= EXERCISE OBJECTIVE =
Copy out every one of the following lines word for word, without changing anything.

* * * *

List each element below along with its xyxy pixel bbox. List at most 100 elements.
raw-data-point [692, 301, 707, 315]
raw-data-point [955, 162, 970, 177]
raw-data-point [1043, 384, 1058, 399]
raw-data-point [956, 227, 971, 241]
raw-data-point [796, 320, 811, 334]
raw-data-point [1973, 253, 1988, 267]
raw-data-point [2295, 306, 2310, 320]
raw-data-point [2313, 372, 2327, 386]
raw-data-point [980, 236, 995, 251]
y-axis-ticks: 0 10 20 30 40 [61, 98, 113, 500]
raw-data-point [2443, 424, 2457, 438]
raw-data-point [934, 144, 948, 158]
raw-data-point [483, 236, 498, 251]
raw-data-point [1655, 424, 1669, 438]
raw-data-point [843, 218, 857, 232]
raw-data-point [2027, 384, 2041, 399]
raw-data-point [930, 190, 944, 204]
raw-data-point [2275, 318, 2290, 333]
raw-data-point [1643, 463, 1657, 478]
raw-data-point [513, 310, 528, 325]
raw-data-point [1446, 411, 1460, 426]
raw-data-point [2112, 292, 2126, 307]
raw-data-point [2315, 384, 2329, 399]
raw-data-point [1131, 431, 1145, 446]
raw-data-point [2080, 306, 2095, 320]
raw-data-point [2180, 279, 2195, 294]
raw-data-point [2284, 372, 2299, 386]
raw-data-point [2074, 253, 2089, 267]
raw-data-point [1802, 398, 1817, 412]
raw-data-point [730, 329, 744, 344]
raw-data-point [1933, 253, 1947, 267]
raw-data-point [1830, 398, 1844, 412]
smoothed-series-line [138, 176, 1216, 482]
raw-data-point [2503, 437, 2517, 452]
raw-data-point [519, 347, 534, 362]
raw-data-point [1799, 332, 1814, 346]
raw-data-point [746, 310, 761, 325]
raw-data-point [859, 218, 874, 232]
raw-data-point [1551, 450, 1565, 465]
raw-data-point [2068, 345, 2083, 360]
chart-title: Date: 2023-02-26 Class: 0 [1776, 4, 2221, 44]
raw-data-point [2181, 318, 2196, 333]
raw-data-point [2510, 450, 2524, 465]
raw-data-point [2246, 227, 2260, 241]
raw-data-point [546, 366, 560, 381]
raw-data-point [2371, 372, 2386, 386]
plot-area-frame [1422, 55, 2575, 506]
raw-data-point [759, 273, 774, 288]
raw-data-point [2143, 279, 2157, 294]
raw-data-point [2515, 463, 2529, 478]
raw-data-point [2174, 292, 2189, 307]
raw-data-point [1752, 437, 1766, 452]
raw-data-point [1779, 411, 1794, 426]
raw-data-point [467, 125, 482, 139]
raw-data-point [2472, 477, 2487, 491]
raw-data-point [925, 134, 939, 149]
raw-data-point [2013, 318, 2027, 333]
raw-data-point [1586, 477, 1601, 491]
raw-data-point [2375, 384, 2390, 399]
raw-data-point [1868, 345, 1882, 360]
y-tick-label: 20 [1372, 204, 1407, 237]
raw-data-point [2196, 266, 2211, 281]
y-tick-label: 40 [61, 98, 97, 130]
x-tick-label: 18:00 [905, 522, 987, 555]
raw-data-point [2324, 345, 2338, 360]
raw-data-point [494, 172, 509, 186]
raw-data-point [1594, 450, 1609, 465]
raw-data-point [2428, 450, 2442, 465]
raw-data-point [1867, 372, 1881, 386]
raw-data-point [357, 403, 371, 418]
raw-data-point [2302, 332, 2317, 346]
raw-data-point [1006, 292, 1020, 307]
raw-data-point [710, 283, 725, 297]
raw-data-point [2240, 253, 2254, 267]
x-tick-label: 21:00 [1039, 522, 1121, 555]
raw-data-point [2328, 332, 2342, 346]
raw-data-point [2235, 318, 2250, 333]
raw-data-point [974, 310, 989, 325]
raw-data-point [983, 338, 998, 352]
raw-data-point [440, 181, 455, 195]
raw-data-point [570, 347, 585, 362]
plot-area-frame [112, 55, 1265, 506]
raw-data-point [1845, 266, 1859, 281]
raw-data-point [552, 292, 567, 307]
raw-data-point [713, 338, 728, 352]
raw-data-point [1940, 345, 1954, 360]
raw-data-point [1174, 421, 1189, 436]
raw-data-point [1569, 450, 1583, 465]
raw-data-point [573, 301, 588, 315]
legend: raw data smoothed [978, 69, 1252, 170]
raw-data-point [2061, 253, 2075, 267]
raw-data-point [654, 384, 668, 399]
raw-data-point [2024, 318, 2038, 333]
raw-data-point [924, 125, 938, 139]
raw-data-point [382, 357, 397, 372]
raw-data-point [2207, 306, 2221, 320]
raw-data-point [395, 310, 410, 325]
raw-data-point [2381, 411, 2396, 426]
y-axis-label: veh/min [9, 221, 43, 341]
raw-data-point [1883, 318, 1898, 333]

* * * *

= TASK OUTPUT =
List each element below along with its xyxy pixel bbox. List at most 100 elements.
raw-data-point [692, 301, 707, 315]
raw-data-point [955, 162, 970, 177]
raw-data-point [1043, 384, 1058, 399]
raw-data-point [956, 227, 971, 241]
raw-data-point [796, 320, 811, 334]
raw-data-point [1973, 253, 1988, 267]
raw-data-point [2295, 306, 2310, 320]
raw-data-point [2313, 372, 2327, 386]
raw-data-point [980, 236, 995, 251]
y-axis-ticks: 0 10 20 30 40 [61, 98, 113, 500]
raw-data-point [2443, 424, 2457, 438]
raw-data-point [934, 144, 948, 158]
raw-data-point [483, 236, 498, 251]
raw-data-point [1655, 424, 1669, 438]
raw-data-point [843, 218, 857, 232]
raw-data-point [2027, 384, 2041, 399]
raw-data-point [930, 190, 944, 204]
raw-data-point [2275, 318, 2290, 333]
raw-data-point [1643, 463, 1657, 478]
raw-data-point [513, 310, 528, 325]
raw-data-point [1446, 411, 1460, 426]
raw-data-point [2112, 292, 2126, 307]
raw-data-point [2315, 384, 2329, 399]
raw-data-point [1131, 431, 1145, 446]
raw-data-point [2080, 306, 2095, 320]
raw-data-point [2180, 279, 2195, 294]
raw-data-point [2284, 372, 2299, 386]
raw-data-point [2074, 253, 2089, 267]
raw-data-point [1802, 398, 1817, 412]
raw-data-point [730, 329, 744, 344]
raw-data-point [1933, 253, 1947, 267]
raw-data-point [1830, 398, 1844, 412]
smoothed-series-line [138, 176, 1216, 482]
raw-data-point [2503, 437, 2517, 452]
raw-data-point [519, 347, 534, 362]
raw-data-point [1799, 332, 1814, 346]
raw-data-point [746, 310, 761, 325]
raw-data-point [859, 218, 874, 232]
raw-data-point [1551, 450, 1565, 465]
raw-data-point [2068, 345, 2083, 360]
chart-title: Date: 2023-02-26 Class: 0 [1776, 4, 2221, 44]
raw-data-point [2181, 318, 2196, 333]
raw-data-point [2510, 450, 2524, 465]
raw-data-point [2246, 227, 2260, 241]
raw-data-point [546, 366, 560, 381]
raw-data-point [2371, 372, 2386, 386]
plot-area-frame [1422, 55, 2575, 506]
raw-data-point [759, 273, 774, 288]
raw-data-point [2143, 279, 2157, 294]
raw-data-point [2515, 463, 2529, 478]
raw-data-point [2174, 292, 2189, 307]
raw-data-point [1752, 437, 1766, 452]
raw-data-point [1779, 411, 1794, 426]
raw-data-point [467, 125, 482, 139]
raw-data-point [2472, 477, 2487, 491]
raw-data-point [925, 134, 939, 149]
raw-data-point [2013, 318, 2027, 333]
raw-data-point [1586, 477, 1601, 491]
raw-data-point [2375, 384, 2390, 399]
raw-data-point [1868, 345, 1882, 360]
y-tick-label: 20 [1372, 204, 1407, 237]
raw-data-point [2196, 266, 2211, 281]
y-tick-label: 40 [61, 98, 97, 130]
x-tick-label: 18:00 [905, 522, 987, 555]
raw-data-point [2324, 345, 2338, 360]
raw-data-point [494, 172, 509, 186]
raw-data-point [1594, 450, 1609, 465]
raw-data-point [2428, 450, 2442, 465]
raw-data-point [1867, 372, 1881, 386]
raw-data-point [357, 403, 371, 418]
raw-data-point [2302, 332, 2317, 346]
raw-data-point [1006, 292, 1020, 307]
raw-data-point [710, 283, 725, 297]
raw-data-point [2240, 253, 2254, 267]
x-tick-label: 21:00 [1039, 522, 1121, 555]
raw-data-point [2328, 332, 2342, 346]
raw-data-point [2235, 318, 2250, 333]
raw-data-point [974, 310, 989, 325]
raw-data-point [983, 338, 998, 352]
raw-data-point [440, 181, 455, 195]
raw-data-point [570, 347, 585, 362]
plot-area-frame [112, 55, 1265, 506]
raw-data-point [1845, 266, 1859, 281]
raw-data-point [552, 292, 567, 307]
raw-data-point [713, 338, 728, 352]
raw-data-point [1940, 345, 1954, 360]
raw-data-point [1174, 421, 1189, 436]
raw-data-point [1569, 450, 1583, 465]
raw-data-point [573, 301, 588, 315]
legend: raw data smoothed [978, 69, 1252, 170]
raw-data-point [2061, 253, 2075, 267]
raw-data-point [654, 384, 668, 399]
raw-data-point [2024, 318, 2038, 333]
raw-data-point [924, 125, 938, 139]
raw-data-point [382, 357, 397, 372]
raw-data-point [2207, 306, 2221, 320]
raw-data-point [395, 310, 410, 325]
raw-data-point [2381, 411, 2396, 426]
y-axis-label: veh/min [9, 221, 43, 341]
raw-data-point [1883, 318, 1898, 333]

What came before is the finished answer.